# To do
Go through the data below line by line and count those containing the word "теплоисточников". Reply with the count only.

# Input rows
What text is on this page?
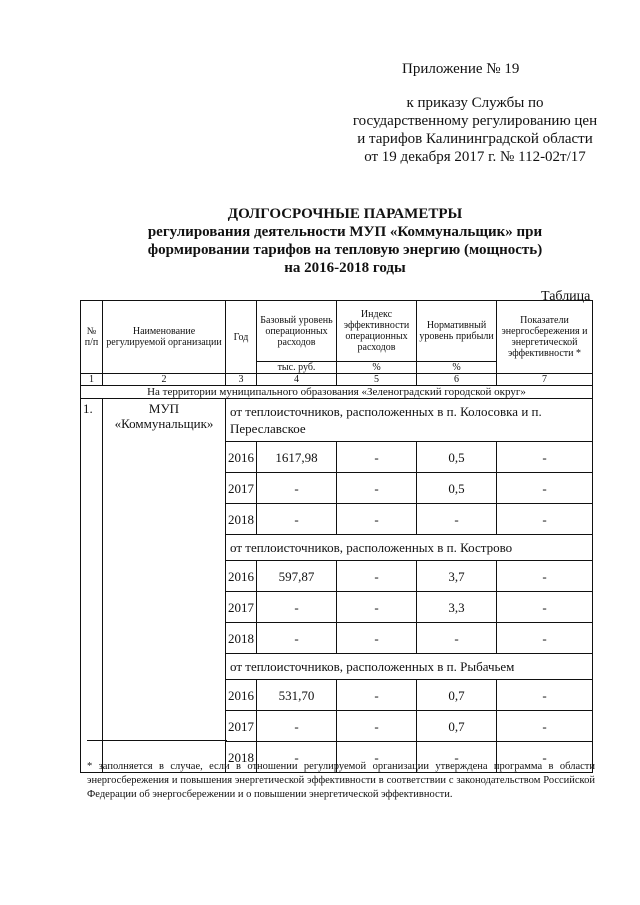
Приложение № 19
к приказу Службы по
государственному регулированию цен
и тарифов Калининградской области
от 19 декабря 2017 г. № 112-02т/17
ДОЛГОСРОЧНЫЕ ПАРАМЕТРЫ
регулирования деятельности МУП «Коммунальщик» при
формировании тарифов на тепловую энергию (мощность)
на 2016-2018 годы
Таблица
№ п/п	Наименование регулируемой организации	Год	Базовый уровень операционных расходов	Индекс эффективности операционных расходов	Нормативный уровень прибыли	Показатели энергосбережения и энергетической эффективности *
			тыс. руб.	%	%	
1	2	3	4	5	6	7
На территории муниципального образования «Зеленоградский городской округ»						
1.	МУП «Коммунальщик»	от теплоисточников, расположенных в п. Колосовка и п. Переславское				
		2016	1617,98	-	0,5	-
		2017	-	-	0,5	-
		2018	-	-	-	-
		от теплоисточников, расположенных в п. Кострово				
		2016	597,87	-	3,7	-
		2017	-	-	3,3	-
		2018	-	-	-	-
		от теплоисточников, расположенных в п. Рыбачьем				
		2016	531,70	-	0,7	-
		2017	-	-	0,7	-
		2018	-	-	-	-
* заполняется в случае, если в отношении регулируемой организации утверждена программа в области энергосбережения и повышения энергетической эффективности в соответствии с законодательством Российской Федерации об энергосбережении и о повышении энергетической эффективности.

# Exercise solution
3